**PROVIDED INFORMATION:**
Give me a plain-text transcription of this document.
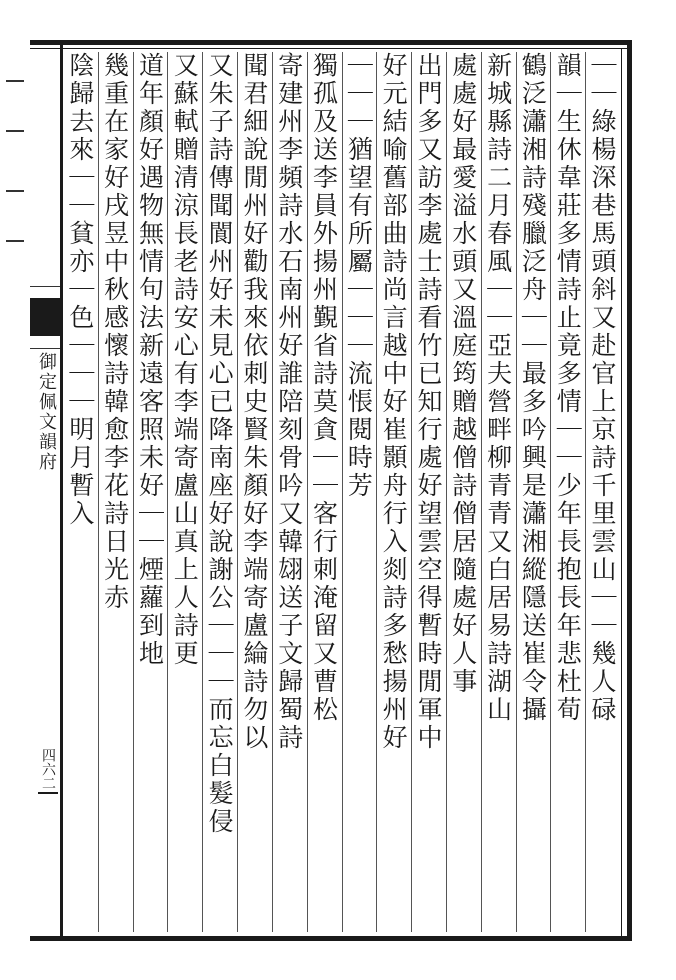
御定佩文韻府
四六二
｜｜綠楊深巷馬頭斜又赴官上京詩千里雲山｜｜幾人碌
韻｜生休韋莊多情詩止竟多情｜｜少年長抱長年悲杜荀
鶴泛瀟湘詩殘臘泛舟｜｜最多吟興是瀟湘縱隱送崔令攝
新城縣詩二月春風｜｜亞夫營畔柳青青又白居易詩湖山
處處好最愛溢水頭又溫庭筠贈越僧詩僧居隨處好人事
出門多又訪李處士詩看竹已知行處好望雲空得暫時閒軍中
好元結喻舊部曲詩尚言越中好崔顥舟行入剡詩多愁揚州好
｜｜｜猶望有所屬｜｜｜流悵閱時芳
獨孤及送李員外揚州覲省詩莫貪｜｜客行刺淹留又曹松
寄建州李頻詩水石南州好誰陪刻骨吟又韓翃送子文歸蜀詩
聞君細說閒州好勸我來依刺史賢朱顏好李端寄盧綸詩勿以
又朱子詩傳聞閬州好未見心已降南座好說謝公｜｜｜而忘白髮侵
又蘇軾贈清涼長老詩安心有李端寄盧山真上人詩更
道年顏好遇物無情句法新遠客照未好｜｜煙蘿到地
幾重在家好戌昱中秋感懷詩韓愈李花詩日光赤
陰歸去來｜｜貧亦｜色｜｜｜明月暫入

**EXERCISE INSTRUCTIONS:** Copy all the entries word for word. Omit any pictures.

**FULL OUTPUT:**
Give me a plain-text transcription of this document.
御定佩文韻府
四六二
｜｜綠楊深巷馬頭斜又赴官上京詩千里雲山｜｜幾人碌
韻｜生休韋莊多情詩止竟多情｜｜少年長抱長年悲杜荀
鶴泛瀟湘詩殘臘泛舟｜｜最多吟興是瀟湘縱隱送崔令攝
新城縣詩二月春風｜｜亞夫營畔柳青青又白居易詩湖山
處處好最愛溢水頭又溫庭筠贈越僧詩僧居隨處好人事
出門多又訪李處士詩看竹已知行處好望雲空得暫時閒軍中
好元結喻舊部曲詩尚言越中好崔顥舟行入剡詩多愁揚州好
｜｜｜猶望有所屬｜｜｜流悵閱時芳
獨孤及送李員外揚州覲省詩莫貪｜｜客行刺淹留又曹松
寄建州李頻詩水石南州好誰陪刻骨吟又韓翃送子文歸蜀詩
聞君細說閒州好勸我來依刺史賢朱顏好李端寄盧綸詩勿以
又朱子詩傳聞閬州好未見心已降南座好說謝公｜｜｜而忘白髮侵
又蘇軾贈清涼長老詩安心有李端寄盧山真上人詩更
道年顏好遇物無情句法新遠客照未好｜｜煙蘿到地
幾重在家好戌昱中秋感懷詩韓愈李花詩日光赤
陰歸去來｜｜貧亦｜色｜｜｜明月暫入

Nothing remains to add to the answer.